# WHAT NEEDS TO BE DONE
Each line below should be reproduced without any alteration.

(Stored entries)

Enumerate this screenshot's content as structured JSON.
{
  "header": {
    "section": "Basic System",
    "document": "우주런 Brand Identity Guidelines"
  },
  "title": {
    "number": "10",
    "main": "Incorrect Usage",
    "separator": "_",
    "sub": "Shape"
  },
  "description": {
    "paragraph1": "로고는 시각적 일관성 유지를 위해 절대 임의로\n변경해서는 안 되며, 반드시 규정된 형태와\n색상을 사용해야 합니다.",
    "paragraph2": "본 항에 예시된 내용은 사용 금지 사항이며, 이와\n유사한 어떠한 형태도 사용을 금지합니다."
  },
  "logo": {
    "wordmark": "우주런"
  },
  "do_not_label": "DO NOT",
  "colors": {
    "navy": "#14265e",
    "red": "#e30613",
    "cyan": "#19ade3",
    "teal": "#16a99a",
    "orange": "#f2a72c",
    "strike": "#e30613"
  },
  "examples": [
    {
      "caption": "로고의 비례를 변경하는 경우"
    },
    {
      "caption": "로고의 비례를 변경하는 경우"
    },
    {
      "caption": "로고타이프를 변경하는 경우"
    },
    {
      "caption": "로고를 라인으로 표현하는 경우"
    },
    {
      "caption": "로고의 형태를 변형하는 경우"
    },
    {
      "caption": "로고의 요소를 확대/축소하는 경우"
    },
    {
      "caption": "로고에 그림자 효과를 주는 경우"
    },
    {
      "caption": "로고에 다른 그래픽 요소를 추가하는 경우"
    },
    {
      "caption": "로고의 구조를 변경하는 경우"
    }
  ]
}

# COMPLETE OUTPUT
Enumerate this screenshot's content as structured JSON.
{
  "header": {
    "section": "Basic System",
    "document": "우주런 Brand Identity Guidelines"
  },
  "title": {
    "number": "10",
    "main": "Incorrect Usage",
    "separator": "_",
    "sub": "Shape"
  },
  "description": {
    "paragraph1": "로고는 시각적 일관성 유지를 위해 절대 임의로\n변경해서는 안 되며, 반드시 규정된 형태와\n색상을 사용해야 합니다.",
    "paragraph2": "본 항에 예시된 내용은 사용 금지 사항이며, 이와\n유사한 어떠한 형태도 사용을 금지합니다."
  },
  "logo": {
    "wordmark": "우주런"
  },
  "do_not_label": "DO NOT",
  "colors": {
    "navy": "#14265e",
    "red": "#e30613",
    "cyan": "#19ade3",
    "teal": "#16a99a",
    "orange": "#f2a72c",
    "strike": "#e30613"
  },
  "examples": [
    {
      "caption": "로고의 비례를 변경하는 경우"
    },
    {
      "caption": "로고의 비례를 변경하는 경우"
    },
    {
      "caption": "로고타이프를 변경하는 경우"
    },
    {
      "caption": "로고를 라인으로 표현하는 경우"
    },
    {
      "caption": "로고의 형태를 변형하는 경우"
    },
    {
      "caption": "로고의 요소를 확대/축소하는 경우"
    },
    {
      "caption": "로고에 그림자 효과를 주는 경우"
    },
    {
      "caption": "로고에 다른 그래픽 요소를 추가하는 경우"
    },
    {
      "caption": "로고의 구조를 변경하는 경우"
    }
  ]
}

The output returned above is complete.